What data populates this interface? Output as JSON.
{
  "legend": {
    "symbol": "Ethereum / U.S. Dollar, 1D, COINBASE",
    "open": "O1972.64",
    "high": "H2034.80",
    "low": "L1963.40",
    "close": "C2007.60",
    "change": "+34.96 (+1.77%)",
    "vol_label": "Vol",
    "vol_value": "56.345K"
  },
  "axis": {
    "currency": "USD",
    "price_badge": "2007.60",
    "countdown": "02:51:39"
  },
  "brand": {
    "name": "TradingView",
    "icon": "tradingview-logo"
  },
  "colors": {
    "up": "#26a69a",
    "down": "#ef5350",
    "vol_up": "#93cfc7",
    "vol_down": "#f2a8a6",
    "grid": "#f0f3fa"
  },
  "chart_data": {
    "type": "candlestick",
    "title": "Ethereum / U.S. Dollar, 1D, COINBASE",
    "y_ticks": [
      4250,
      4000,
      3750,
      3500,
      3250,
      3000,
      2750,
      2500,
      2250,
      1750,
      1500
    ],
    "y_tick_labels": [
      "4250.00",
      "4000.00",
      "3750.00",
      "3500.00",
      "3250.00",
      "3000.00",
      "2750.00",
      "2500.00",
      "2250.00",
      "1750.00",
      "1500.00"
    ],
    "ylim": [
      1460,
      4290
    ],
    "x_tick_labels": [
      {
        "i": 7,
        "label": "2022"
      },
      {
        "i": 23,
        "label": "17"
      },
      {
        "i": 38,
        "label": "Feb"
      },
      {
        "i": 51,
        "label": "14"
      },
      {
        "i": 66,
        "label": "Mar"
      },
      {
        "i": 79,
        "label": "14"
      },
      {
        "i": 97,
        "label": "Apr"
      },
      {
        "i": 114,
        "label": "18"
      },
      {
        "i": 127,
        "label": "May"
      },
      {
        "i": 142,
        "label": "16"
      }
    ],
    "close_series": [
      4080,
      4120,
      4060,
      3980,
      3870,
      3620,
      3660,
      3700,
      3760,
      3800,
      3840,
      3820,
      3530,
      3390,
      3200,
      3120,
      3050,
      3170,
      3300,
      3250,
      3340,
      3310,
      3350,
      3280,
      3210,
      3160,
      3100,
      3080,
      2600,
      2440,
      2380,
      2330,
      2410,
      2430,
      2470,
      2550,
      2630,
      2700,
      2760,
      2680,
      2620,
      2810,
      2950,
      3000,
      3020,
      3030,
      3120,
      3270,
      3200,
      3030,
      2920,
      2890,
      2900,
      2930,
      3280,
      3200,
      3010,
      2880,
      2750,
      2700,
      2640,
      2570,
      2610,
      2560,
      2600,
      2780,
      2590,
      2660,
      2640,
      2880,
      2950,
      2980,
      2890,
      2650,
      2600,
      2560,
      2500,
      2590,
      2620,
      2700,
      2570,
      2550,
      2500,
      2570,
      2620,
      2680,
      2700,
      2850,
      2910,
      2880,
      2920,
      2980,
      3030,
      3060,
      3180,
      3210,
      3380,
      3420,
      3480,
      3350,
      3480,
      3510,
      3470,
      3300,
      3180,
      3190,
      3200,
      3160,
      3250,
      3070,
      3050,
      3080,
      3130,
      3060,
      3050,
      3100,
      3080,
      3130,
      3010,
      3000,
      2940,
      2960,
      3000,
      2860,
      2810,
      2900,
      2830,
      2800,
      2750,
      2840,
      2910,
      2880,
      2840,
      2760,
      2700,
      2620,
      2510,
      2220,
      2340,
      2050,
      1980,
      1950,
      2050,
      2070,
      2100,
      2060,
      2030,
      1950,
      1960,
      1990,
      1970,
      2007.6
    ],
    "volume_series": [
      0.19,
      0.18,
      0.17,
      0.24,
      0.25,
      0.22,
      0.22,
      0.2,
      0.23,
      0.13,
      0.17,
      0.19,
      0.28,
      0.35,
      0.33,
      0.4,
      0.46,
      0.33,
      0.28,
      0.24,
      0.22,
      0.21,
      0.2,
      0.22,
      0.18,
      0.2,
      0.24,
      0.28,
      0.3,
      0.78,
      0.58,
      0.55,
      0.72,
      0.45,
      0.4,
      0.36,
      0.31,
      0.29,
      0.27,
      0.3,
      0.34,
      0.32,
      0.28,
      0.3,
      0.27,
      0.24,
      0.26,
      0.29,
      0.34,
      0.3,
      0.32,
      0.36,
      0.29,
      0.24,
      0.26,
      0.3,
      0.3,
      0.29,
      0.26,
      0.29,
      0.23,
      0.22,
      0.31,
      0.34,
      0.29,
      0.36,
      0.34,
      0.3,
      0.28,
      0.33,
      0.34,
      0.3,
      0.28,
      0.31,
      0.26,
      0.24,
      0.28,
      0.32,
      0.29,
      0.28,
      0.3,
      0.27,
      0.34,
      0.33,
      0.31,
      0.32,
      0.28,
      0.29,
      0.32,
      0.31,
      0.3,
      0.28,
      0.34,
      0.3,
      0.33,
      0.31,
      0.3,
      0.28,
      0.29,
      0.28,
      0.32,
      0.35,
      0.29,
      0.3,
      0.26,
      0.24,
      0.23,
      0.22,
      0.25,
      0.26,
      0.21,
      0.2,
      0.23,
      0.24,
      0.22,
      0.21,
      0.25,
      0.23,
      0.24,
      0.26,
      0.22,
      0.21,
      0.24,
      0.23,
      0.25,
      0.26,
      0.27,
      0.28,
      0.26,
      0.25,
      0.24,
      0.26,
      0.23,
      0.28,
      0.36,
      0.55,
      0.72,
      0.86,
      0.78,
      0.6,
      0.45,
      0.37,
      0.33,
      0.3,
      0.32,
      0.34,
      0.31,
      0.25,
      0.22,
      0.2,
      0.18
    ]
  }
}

* * * *

◆ **WHAT NEEDS TO BE DONE**:
Only lines with the word "Dollar" should be collected from the material.

◆ **TASK SOLUTION**:
    "symbol": "Ethereum / U.S. Dollar, 1D, COINBASE",
    "title": "Ethereum / U.S. Dollar, 1D, COINBASE",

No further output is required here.